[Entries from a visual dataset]

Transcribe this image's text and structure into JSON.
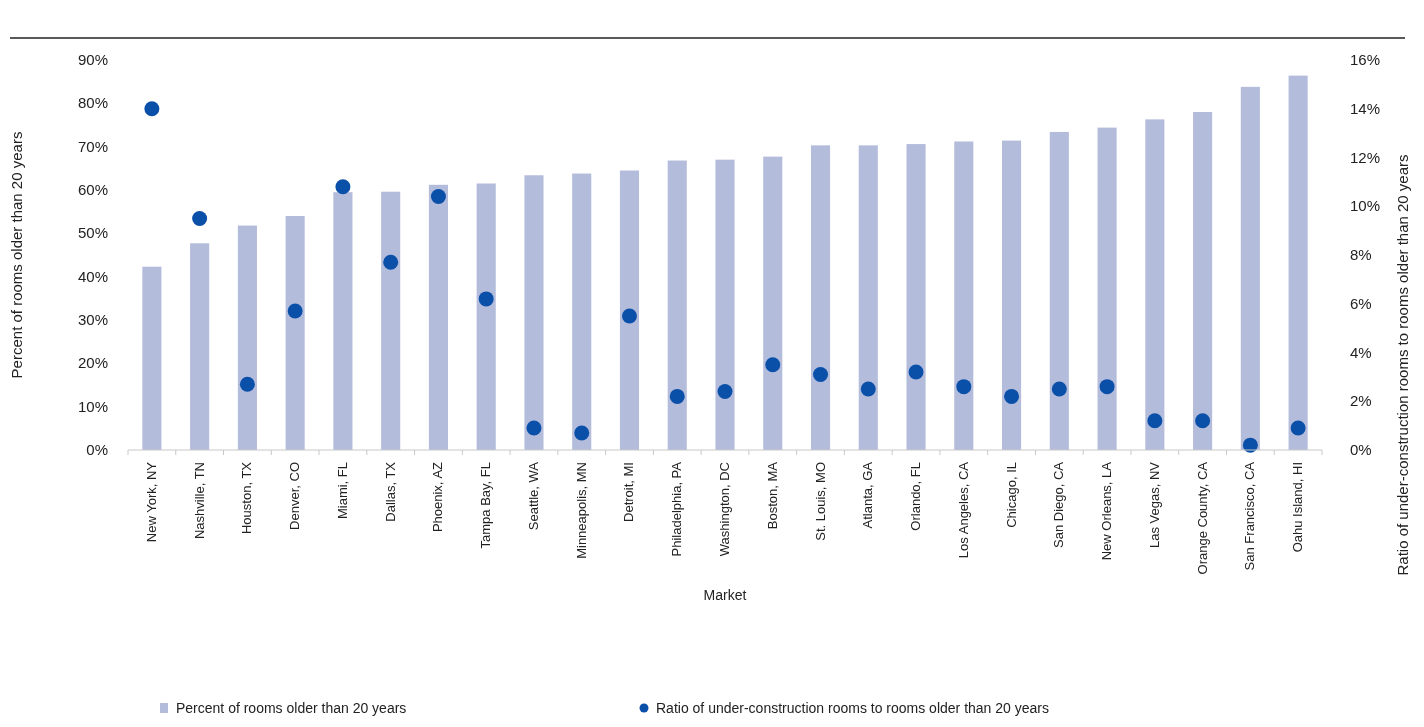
{
  "chart_data": {
    "type": "bar",
    "xlabel": "Market",
    "ylabel": "Percent of rooms older than 20 years",
    "y2label": "Ratio of under-construction rooms to rooms older than 20 years",
    "categories": [
      "New York, NY",
      "Nashville, TN",
      "Houston, TX",
      "Denver, CO",
      "Miami, FL",
      "Dallas, TX",
      "Phoenix, AZ",
      "Tampa Bay, FL",
      "Seattle, WA",
      "Minneapolis, MN",
      "Detroit, MI",
      "Philadelphia, PA",
      "Washington, DC",
      "Boston, MA",
      "St. Louis, MO",
      "Atlanta, GA",
      "Orlando, FL",
      "Los Angeles, CA",
      "Chicago, IL",
      "San Diego, CA",
      "New Orleans, LA",
      "Las Vegas, NV",
      "Orange County, CA",
      "San Francisco, CA",
      "Oahu Island, HI"
    ],
    "series": [
      {
        "name": "Percent of rooms older than 20 years",
        "color": "#b4bcdc",
        "values": [
          42.3,
          47.7,
          51.8,
          54,
          59.5,
          59.6,
          61.2,
          61.5,
          63.4,
          63.8,
          64.5,
          66.8,
          67,
          67.7,
          70.3,
          70.3,
          70.6,
          71.2,
          71.4,
          73.4,
          74.4,
          76.3,
          78,
          83.8,
          86.4
        ]
      },
      {
        "name": "Ratio of under-construction rooms to rooms older than 20 years",
        "type": "scatter",
        "axis": "y2",
        "marker": "circle",
        "color": "#0a4fa8",
        "values": [
          14,
          9.5,
          2.7,
          5.7,
          10.8,
          7.7,
          10.4,
          6.2,
          0.9,
          0.7,
          5.5,
          2.2,
          2.4,
          3.5,
          3.1,
          2.5,
          3.2,
          2.6,
          2.2,
          2.5,
          2.6,
          1.2,
          1.2,
          0.2,
          0.9
        ]
      }
    ],
    "ylim": [
      0,
      90
    ],
    "yticks": [
      {
        "value": 0,
        "label": "0%"
      },
      {
        "value": 10,
        "label": "10%"
      },
      {
        "value": 20,
        "label": "20%"
      },
      {
        "value": 30,
        "label": "30%"
      },
      {
        "value": 40,
        "label": "40%"
      },
      {
        "value": 50,
        "label": "50%"
      },
      {
        "value": 60,
        "label": "60%"
      },
      {
        "value": 70,
        "label": "70%"
      },
      {
        "value": 80,
        "label": "80%"
      },
      {
        "value": 90,
        "label": "90%"
      }
    ],
    "y2lim": [
      0,
      16
    ],
    "y2ticks": [
      {
        "value": 0,
        "label": "0%"
      },
      {
        "value": 2,
        "label": "2%"
      },
      {
        "value": 4,
        "label": "4%"
      },
      {
        "value": 6,
        "label": "6%"
      },
      {
        "value": 8,
        "label": "8%"
      },
      {
        "value": 10,
        "label": "10%"
      },
      {
        "value": 12,
        "label": "12%"
      },
      {
        "value": 14,
        "label": "14%"
      },
      {
        "value": 16,
        "label": "16%"
      }
    ],
    "legend": "bottom",
    "grid": false
  }
}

→ **Exercise aim**
Copy the whole listing above word for word but do not carry over the pictures.

→ **Response to the exercise**
Transcribe this image's text and structure into JSON.
{
  "chart_data": {
    "type": "bar",
    "xlabel": "Market",
    "ylabel": "Percent of rooms older than 20 years",
    "y2label": "Ratio of under-construction rooms to rooms older than 20 years",
    "categories": [
      "New York, NY",
      "Nashville, TN",
      "Houston, TX",
      "Denver, CO",
      "Miami, FL",
      "Dallas, TX",
      "Phoenix, AZ",
      "Tampa Bay, FL",
      "Seattle, WA",
      "Minneapolis, MN",
      "Detroit, MI",
      "Philadelphia, PA",
      "Washington, DC",
      "Boston, MA",
      "St. Louis, MO",
      "Atlanta, GA",
      "Orlando, FL",
      "Los Angeles, CA",
      "Chicago, IL",
      "San Diego, CA",
      "New Orleans, LA",
      "Las Vegas, NV",
      "Orange County, CA",
      "San Francisco, CA",
      "Oahu Island, HI"
    ],
    "series": [
      {
        "name": "Percent of rooms older than 20 years",
        "color": "#b4bcdc",
        "values": [
          42.3,
          47.7,
          51.8,
          54,
          59.5,
          59.6,
          61.2,
          61.5,
          63.4,
          63.8,
          64.5,
          66.8,
          67,
          67.7,
          70.3,
          70.3,
          70.6,
          71.2,
          71.4,
          73.4,
          74.4,
          76.3,
          78,
          83.8,
          86.4
        ]
      },
      {
        "name": "Ratio of under-construction rooms to rooms older than 20 years",
        "type": "scatter",
        "axis": "y2",
        "marker": "circle",
        "color": "#0a4fa8",
        "values": [
          14,
          9.5,
          2.7,
          5.7,
          10.8,
          7.7,
          10.4,
          6.2,
          0.9,
          0.7,
          5.5,
          2.2,
          2.4,
          3.5,
          3.1,
          2.5,
          3.2,
          2.6,
          2.2,
          2.5,
          2.6,
          1.2,
          1.2,
          0.2,
          0.9
        ]
      }
    ],
    "ylim": [
      0,
      90
    ],
    "yticks": [
      {
        "value": 0,
        "label": "0%"
      },
      {
        "value": 10,
        "label": "10%"
      },
      {
        "value": 20,
        "label": "20%"
      },
      {
        "value": 30,
        "label": "30%"
      },
      {
        "value": 40,
        "label": "40%"
      },
      {
        "value": 50,
        "label": "50%"
      },
      {
        "value": 60,
        "label": "60%"
      },
      {
        "value": 70,
        "label": "70%"
      },
      {
        "value": 80,
        "label": "80%"
      },
      {
        "value": 90,
        "label": "90%"
      }
    ],
    "y2lim": [
      0,
      16
    ],
    "y2ticks": [
      {
        "value": 0,
        "label": "0%"
      },
      {
        "value": 2,
        "label": "2%"
      },
      {
        "value": 4,
        "label": "4%"
      },
      {
        "value": 6,
        "label": "6%"
      },
      {
        "value": 8,
        "label": "8%"
      },
      {
        "value": 10,
        "label": "10%"
      },
      {
        "value": 12,
        "label": "12%"
      },
      {
        "value": 14,
        "label": "14%"
      },
      {
        "value": 16,
        "label": "16%"
      }
    ],
    "legend": "bottom",
    "grid": false
  }
}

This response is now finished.